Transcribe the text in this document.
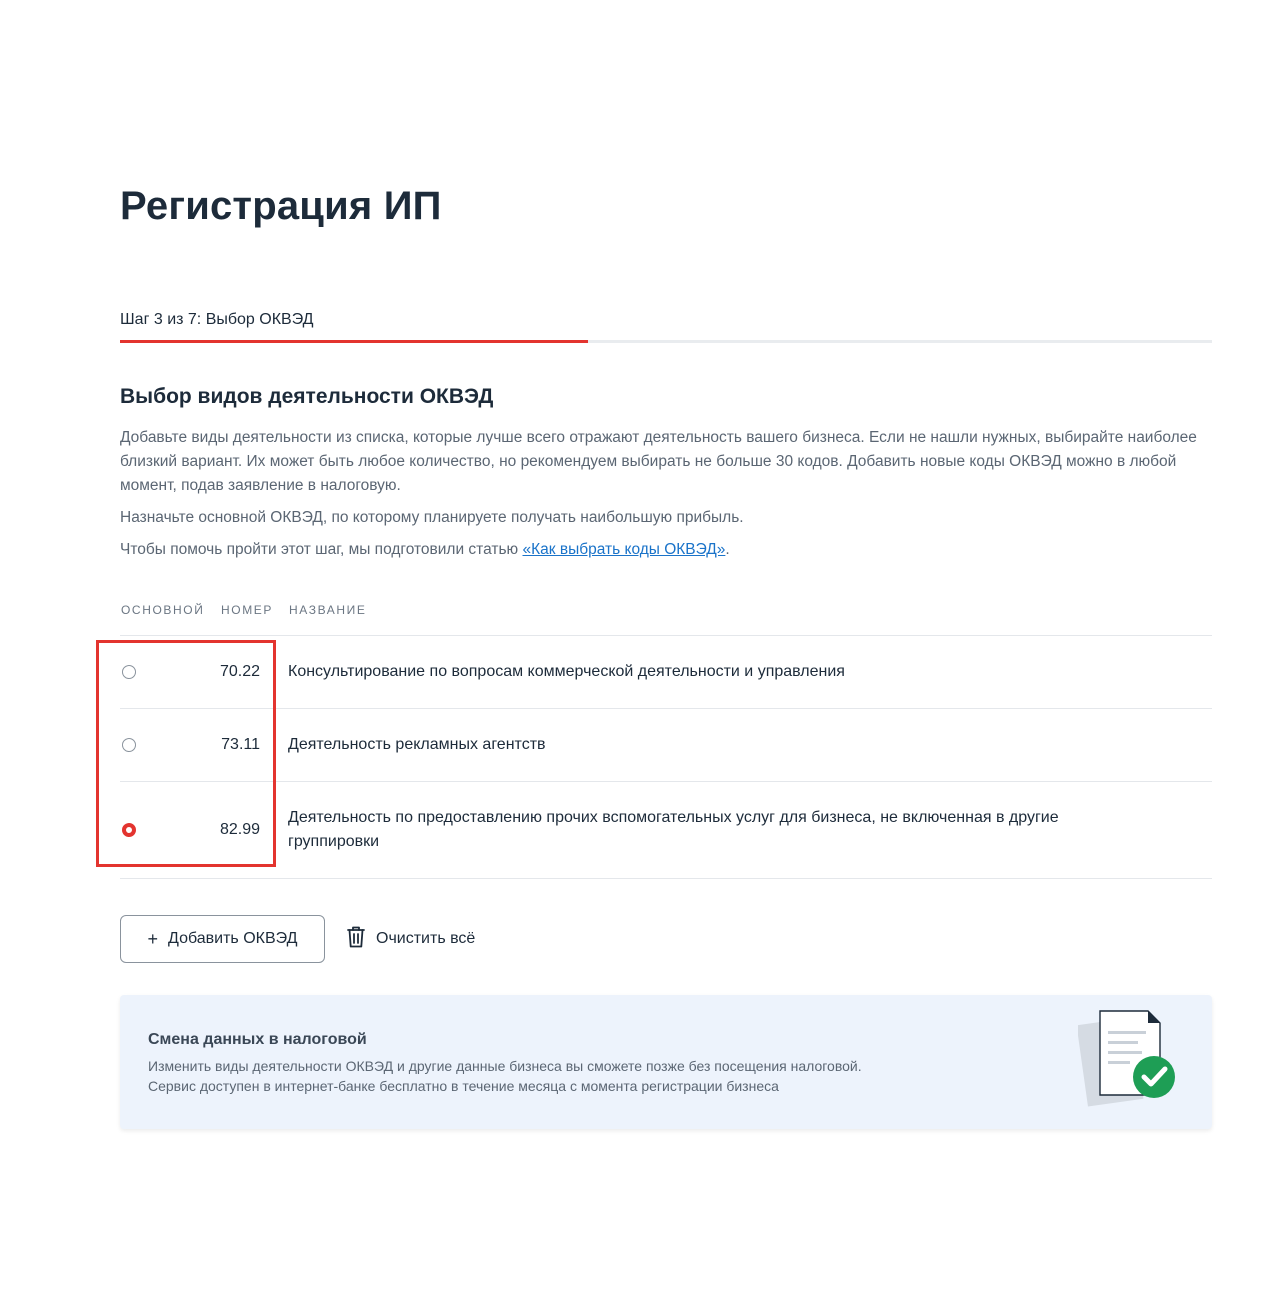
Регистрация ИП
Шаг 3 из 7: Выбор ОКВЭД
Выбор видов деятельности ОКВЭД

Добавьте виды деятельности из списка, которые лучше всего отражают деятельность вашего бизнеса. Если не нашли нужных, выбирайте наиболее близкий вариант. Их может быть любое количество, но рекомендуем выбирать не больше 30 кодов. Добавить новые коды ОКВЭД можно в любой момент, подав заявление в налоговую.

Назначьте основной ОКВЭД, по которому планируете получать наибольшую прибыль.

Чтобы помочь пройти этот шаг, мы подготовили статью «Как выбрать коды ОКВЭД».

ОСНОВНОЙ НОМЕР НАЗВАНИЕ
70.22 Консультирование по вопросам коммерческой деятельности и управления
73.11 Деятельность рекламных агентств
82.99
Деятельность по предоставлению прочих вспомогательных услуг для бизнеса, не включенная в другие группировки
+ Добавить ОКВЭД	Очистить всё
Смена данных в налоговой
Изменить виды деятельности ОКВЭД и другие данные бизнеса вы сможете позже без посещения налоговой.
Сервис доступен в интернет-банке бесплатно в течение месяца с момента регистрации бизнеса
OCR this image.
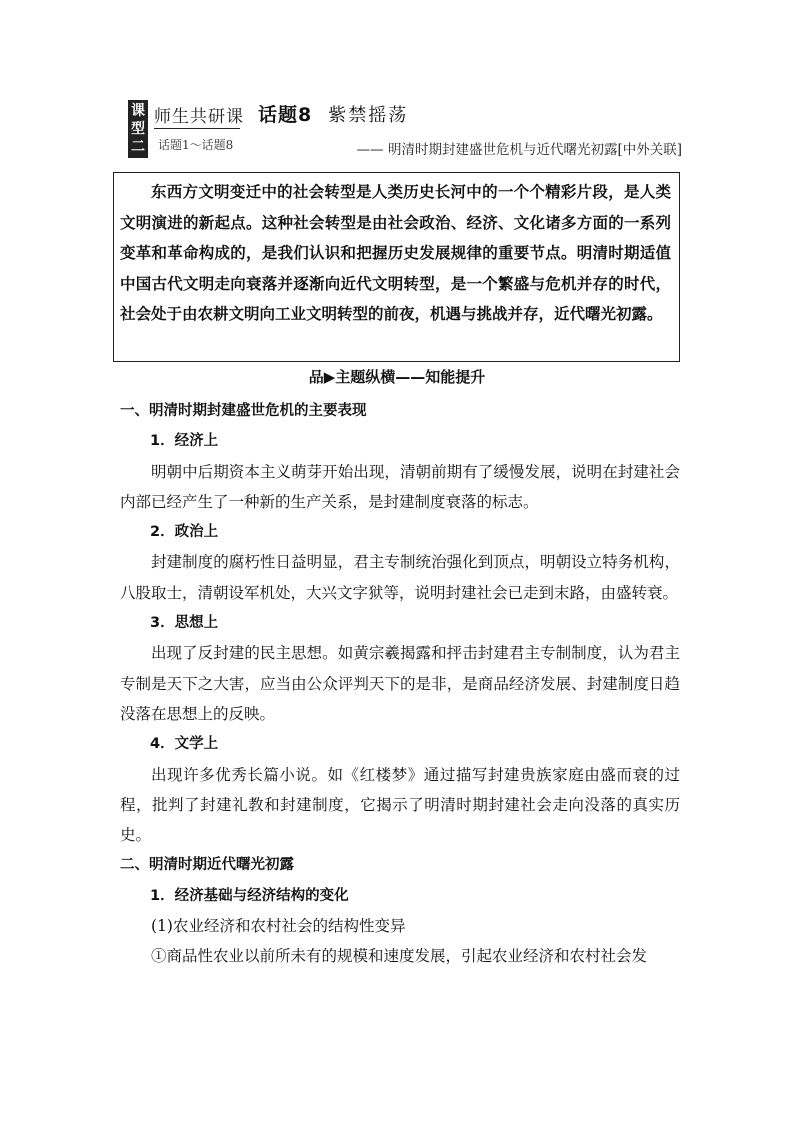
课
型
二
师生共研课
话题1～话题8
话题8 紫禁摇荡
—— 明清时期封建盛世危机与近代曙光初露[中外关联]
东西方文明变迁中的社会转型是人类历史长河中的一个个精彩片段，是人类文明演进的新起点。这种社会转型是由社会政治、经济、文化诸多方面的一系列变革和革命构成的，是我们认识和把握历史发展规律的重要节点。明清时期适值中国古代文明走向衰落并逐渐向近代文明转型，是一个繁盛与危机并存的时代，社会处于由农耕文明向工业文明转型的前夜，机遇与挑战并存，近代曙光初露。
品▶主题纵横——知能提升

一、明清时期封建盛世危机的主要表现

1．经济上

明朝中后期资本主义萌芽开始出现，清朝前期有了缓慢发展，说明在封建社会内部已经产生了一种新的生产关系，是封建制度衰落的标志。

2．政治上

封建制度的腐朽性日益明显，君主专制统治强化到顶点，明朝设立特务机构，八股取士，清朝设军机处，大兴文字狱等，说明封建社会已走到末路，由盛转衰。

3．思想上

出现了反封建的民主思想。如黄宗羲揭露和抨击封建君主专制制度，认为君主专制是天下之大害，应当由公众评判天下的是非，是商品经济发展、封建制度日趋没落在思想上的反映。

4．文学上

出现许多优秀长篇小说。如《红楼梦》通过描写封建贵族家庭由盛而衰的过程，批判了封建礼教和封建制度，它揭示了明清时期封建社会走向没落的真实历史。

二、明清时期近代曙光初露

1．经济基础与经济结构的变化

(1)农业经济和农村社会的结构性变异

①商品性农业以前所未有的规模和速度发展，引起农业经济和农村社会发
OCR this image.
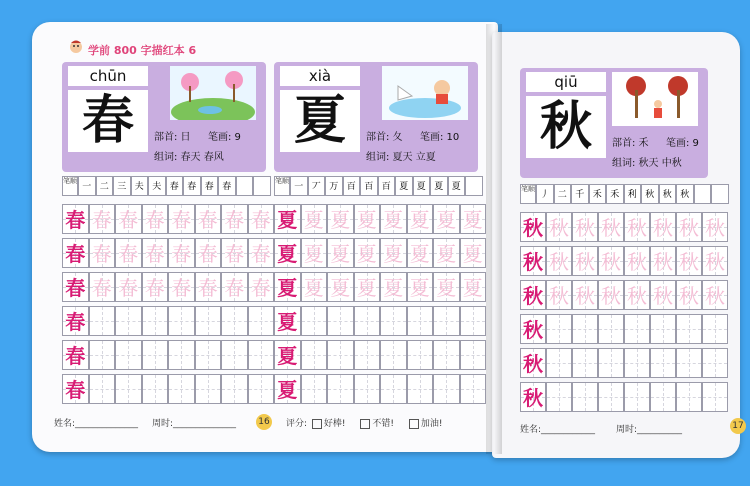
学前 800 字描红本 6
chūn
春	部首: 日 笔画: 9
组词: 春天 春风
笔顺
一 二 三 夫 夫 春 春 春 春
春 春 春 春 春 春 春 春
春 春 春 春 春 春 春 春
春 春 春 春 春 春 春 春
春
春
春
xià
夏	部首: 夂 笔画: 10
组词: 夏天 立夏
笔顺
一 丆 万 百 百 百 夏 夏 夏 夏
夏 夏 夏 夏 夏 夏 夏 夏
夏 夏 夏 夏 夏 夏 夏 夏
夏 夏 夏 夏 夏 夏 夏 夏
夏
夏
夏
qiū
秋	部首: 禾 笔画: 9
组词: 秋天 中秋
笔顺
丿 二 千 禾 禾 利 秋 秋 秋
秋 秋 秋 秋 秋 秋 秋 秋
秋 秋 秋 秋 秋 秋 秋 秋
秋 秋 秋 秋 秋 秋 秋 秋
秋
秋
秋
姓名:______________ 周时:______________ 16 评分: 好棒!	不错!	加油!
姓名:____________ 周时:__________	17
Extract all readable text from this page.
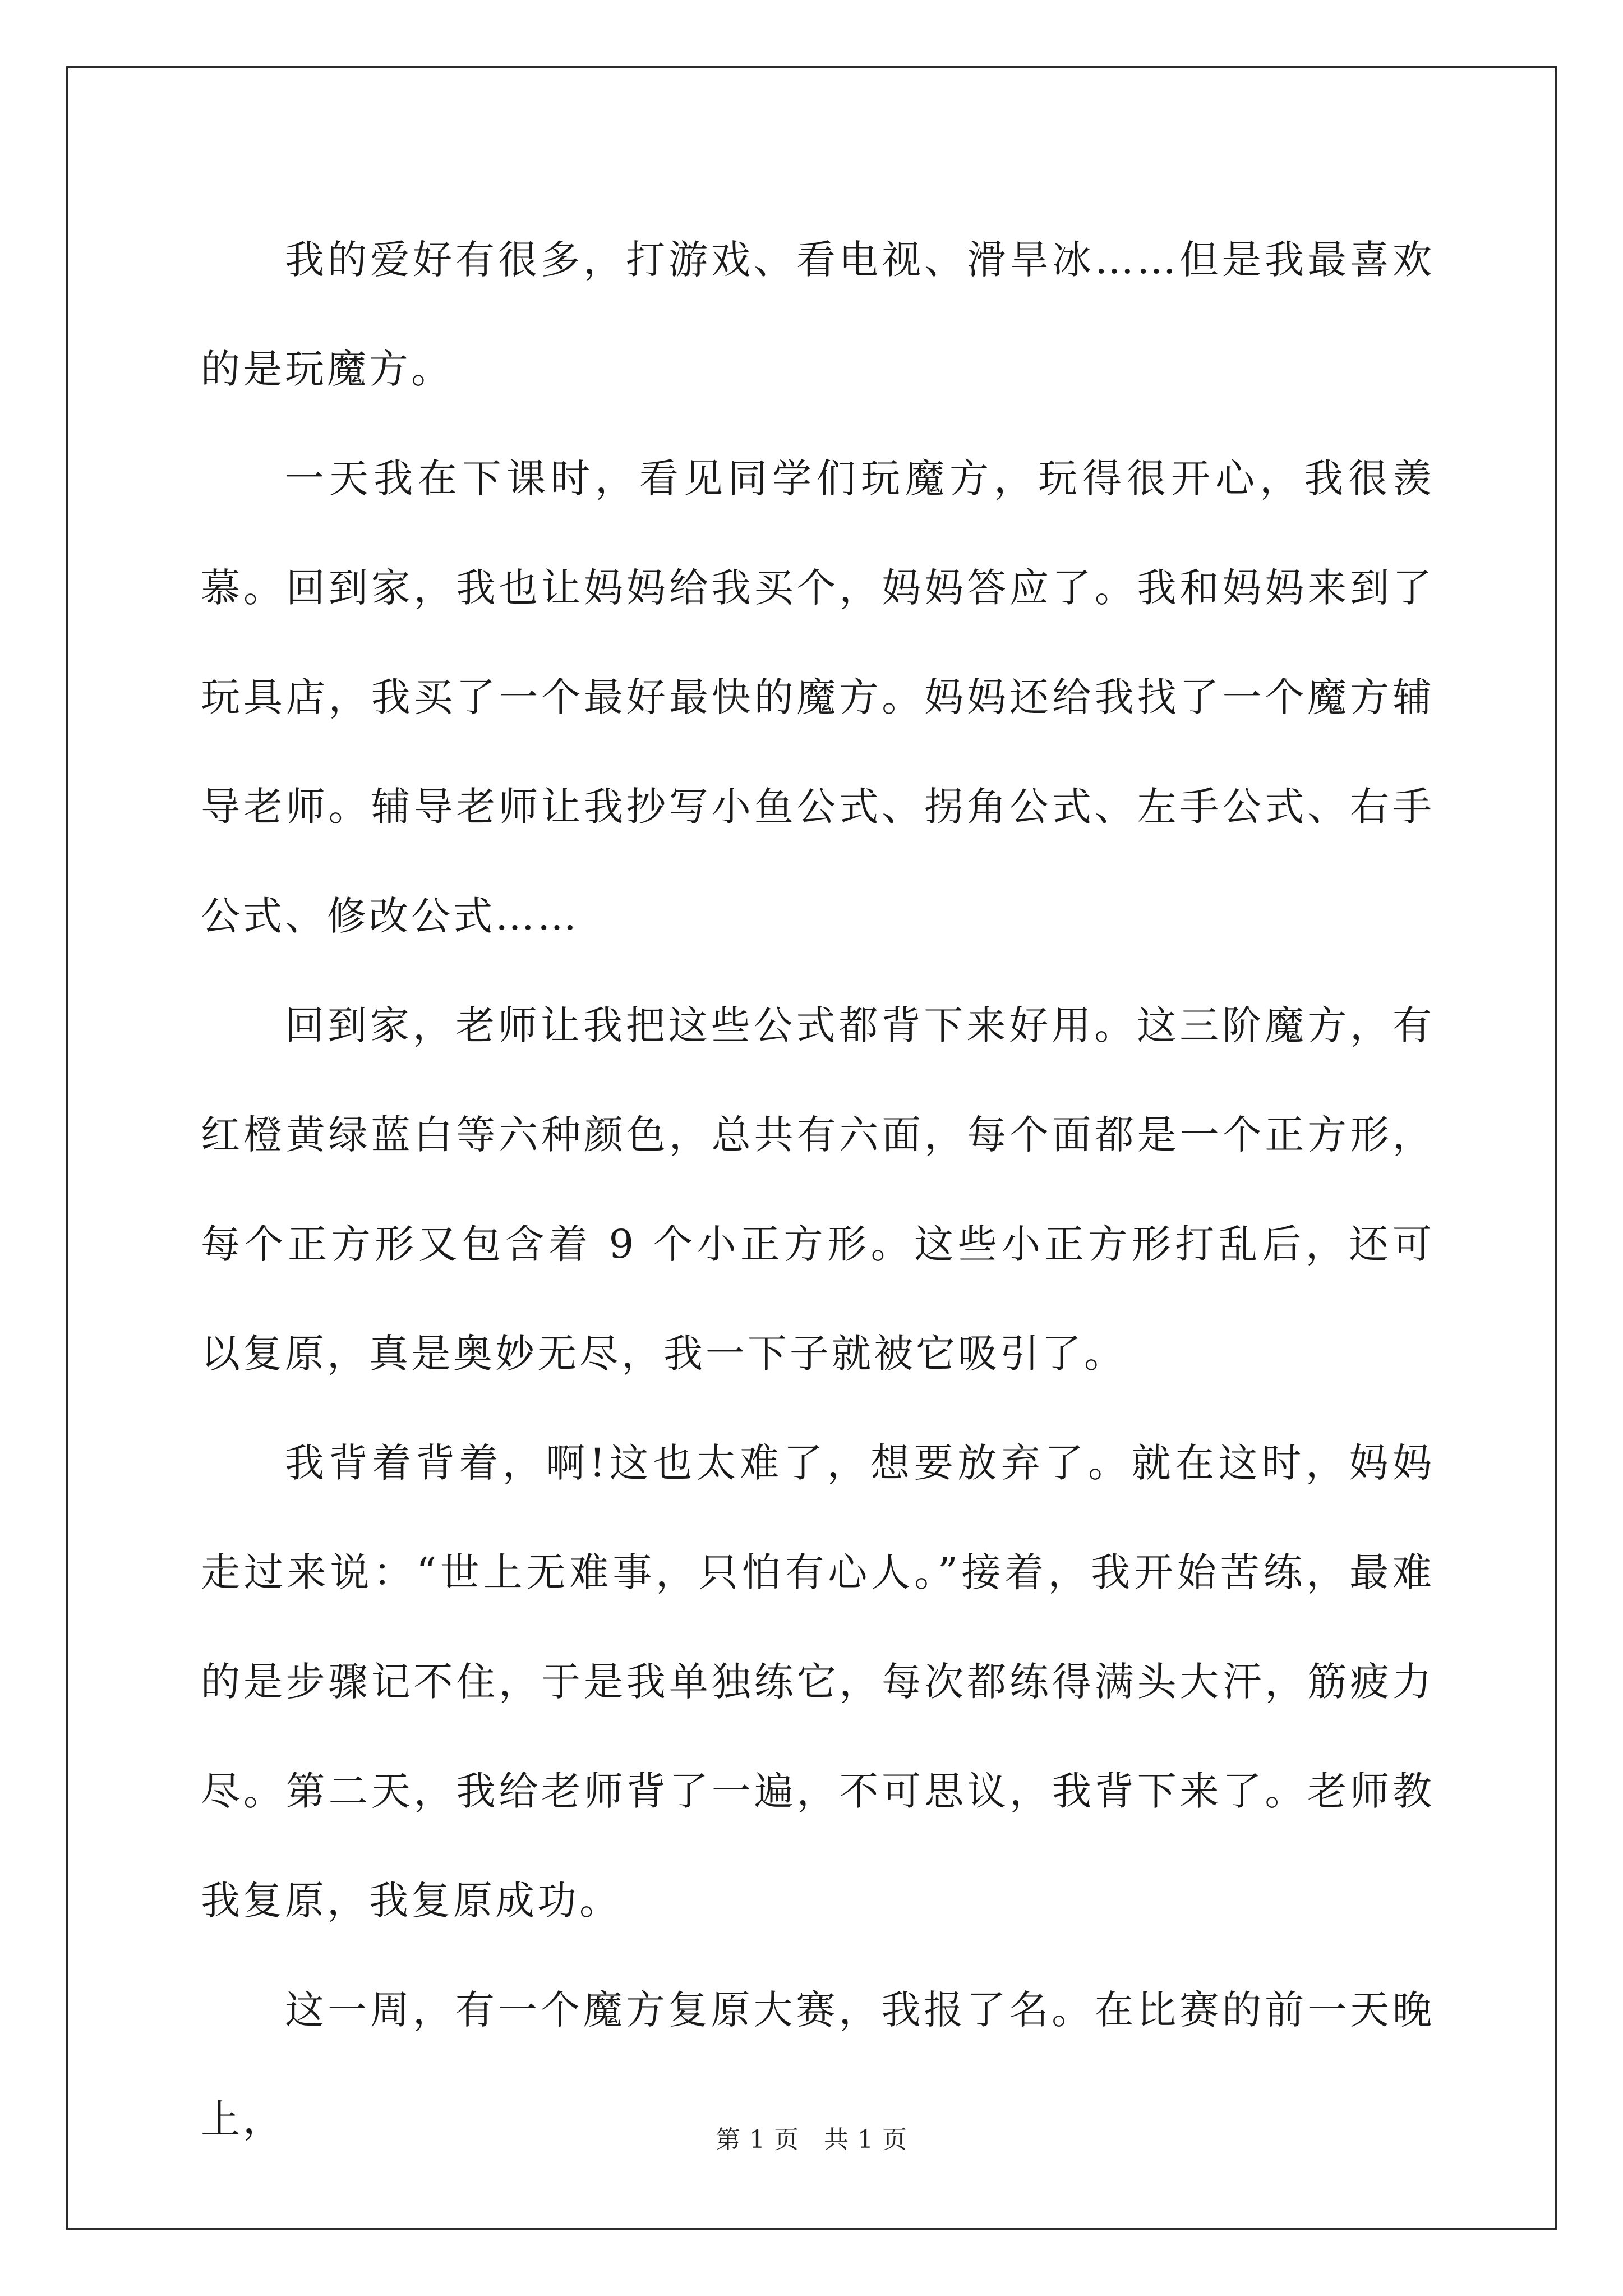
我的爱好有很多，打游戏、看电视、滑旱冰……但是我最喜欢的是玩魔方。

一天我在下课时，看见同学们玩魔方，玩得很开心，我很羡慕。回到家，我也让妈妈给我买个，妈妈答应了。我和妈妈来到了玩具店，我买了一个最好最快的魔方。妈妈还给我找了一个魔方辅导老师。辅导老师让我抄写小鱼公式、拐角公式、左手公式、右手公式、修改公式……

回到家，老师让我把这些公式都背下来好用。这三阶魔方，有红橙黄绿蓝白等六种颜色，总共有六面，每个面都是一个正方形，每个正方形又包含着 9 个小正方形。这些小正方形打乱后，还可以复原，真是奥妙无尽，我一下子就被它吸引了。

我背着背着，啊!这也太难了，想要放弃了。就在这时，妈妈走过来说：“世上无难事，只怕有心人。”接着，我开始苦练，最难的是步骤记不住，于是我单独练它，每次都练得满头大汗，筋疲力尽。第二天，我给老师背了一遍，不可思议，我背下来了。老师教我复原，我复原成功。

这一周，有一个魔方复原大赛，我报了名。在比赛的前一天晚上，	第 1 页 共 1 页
________________________
[Your goal]
Copy every record above exactly as written, but leave out the pictures.

[Full response]
Transcribe the text in this document.
Регистрация ИП
Шаг 3 из 7: Выбор ОКВЭД
Выбор видов деятельности ОКВЭД

Добавьте виды деятельности из списка, которые лучше всего отражают деятельность вашего бизнеса. Если не нашли нужных, выбирайте наиболее близкий вариант. Их может быть любое количество, но рекомендуем выбирать не больше 30 кодов. Добавить новые коды ОКВЭД можно в любой момент, подав заявление в налоговую.

Назначьте основной ОКВЭД, по которому планируете получать наибольшую прибыль.

Чтобы помочь пройти этот шаг, мы подготовили статью «Как выбрать коды ОКВЭД».

ОСНОВНОЙ НОМЕР НАЗВАНИЕ
70.22 Консультирование по вопросам коммерческой деятельности и управления
73.11 Деятельность рекламных агентств
82.99
Деятельность по предоставлению прочих вспомогательных услуг для бизнеса, не включенная в другие группировки
+ Добавить ОКВЭД	Очистить всё
Смена данных в налоговой
Изменить виды деятельности ОКВЭД и другие данные бизнеса вы сможете позже без посещения налоговой.
Сервис доступен в интернет-банке бесплатно в течение месяца с момента регистрации бизнеса
OCR this image.
课
型
二
师生共研课
话题1～话题8
话题8 紫禁摇荡
—— 明清时期封建盛世危机与近代曙光初露[中外关联]
东西方文明变迁中的社会转型是人类历史长河中的一个个精彩片段，是人类文明演进的新起点。这种社会转型是由社会政治、经济、文化诸多方面的一系列变革和革命构成的，是我们认识和把握历史发展规律的重要节点。明清时期适值中国古代文明走向衰落并逐渐向近代文明转型，是一个繁盛与危机并存的时代，社会处于由农耕文明向工业文明转型的前夜，机遇与挑战并存，近代曙光初露。
品▶主题纵横——知能提升

一、明清时期封建盛世危机的主要表现

1．经济上

明朝中后期资本主义萌芽开始出现，清朝前期有了缓慢发展，说明在封建社会内部已经产生了一种新的生产关系，是封建制度衰落的标志。

2．政治上

封建制度的腐朽性日益明显，君主专制统治强化到顶点，明朝设立特务机构，八股取士，清朝设军机处，大兴文字狱等，说明封建社会已走到末路，由盛转衰。

3．思想上

出现了反封建的民主思想。如黄宗羲揭露和抨击封建君主专制制度，认为君主专制是天下之大害，应当由公众评判天下的是非，是商品经济发展、封建制度日趋没落在思想上的反映。

4．文学上

出现许多优秀长篇小说。如《红楼梦》通过描写封建贵族家庭由盛而衰的过程，批判了封建礼教和封建制度，它揭示了明清时期封建社会走向没落的真实历史。

二、明清时期近代曙光初露

1．经济基础与经济结构的变化

(1)农业经济和农村社会的结构性变异

①商品性农业以前所未有的规模和速度发展，引起农业经济和农村社会发
OCR this image.
学前 800 字描红本 6
chūn
春	部首: 日 笔画: 9
组词: 春天 春风
笔顺
一 二 三 夫 夫 春 春 春 春
春 春 春 春 春 春 春 春
春 春 春 春 春 春 春 春
春 春 春 春 春 春 春 春
春
春
春
xià
夏	部首: 夂 笔画: 10
组词: 夏天 立夏
笔顺
一 丆 万 百 百 百 夏 夏 夏 夏
夏 夏 夏 夏 夏 夏 夏 夏
夏 夏 夏 夏 夏 夏 夏 夏
夏 夏 夏 夏 夏 夏 夏 夏
夏
夏
夏
qiū
秋	部首: 禾 笔画: 9
组词: 秋天 中秋
笔顺
丿 二 千 禾 禾 利 秋 秋 秋
秋 秋 秋 秋 秋 秋 秋 秋
秋 秋 秋 秋 秋 秋 秋 秋
秋 秋 秋 秋 秋 秋 秋 秋
秋
秋
秋
姓名:______________ 周时:______________ 16 评分: 好棒!	不错!	加油!
姓名:____________ 周时:__________	17
Extract all readable text from this page.
我的爱好有很多，打游戏、看电视、滑旱冰……但是我最喜欢的是玩魔方。

一天我在下课时，看见同学们玩魔方，玩得很开心，我很羡慕。回到家，我也让妈妈给我买个，妈妈答应了。我和妈妈来到了玩具店，我买了一个最好最快的魔方。妈妈还给我找了一个魔方辅导老师。辅导老师让我抄写小鱼公式、拐角公式、左手公式、右手公式、修改公式……

回到家，老师让我把这些公式都背下来好用。这三阶魔方，有红橙黄绿蓝白等六种颜色，总共有六面，每个面都是一个正方形，每个正方形又包含着 9 个小正方形。这些小正方形打乱后，还可以复原，真是奥妙无尽，我一下子就被它吸引了。

我背着背着，啊!这也太难了，想要放弃了。就在这时，妈妈走过来说：“世上无难事，只怕有心人。”接着，我开始苦练，最难的是步骤记不住，于是我单独练它，每次都练得满头大汗，筋疲力尽。第二天，我给老师背了一遍，不可思议，我背下来了。老师教我复原，我复原成功。

这一周，有一个魔方复原大赛，我报了名。在比赛的前一天晚上，	第 1 页 共 1 页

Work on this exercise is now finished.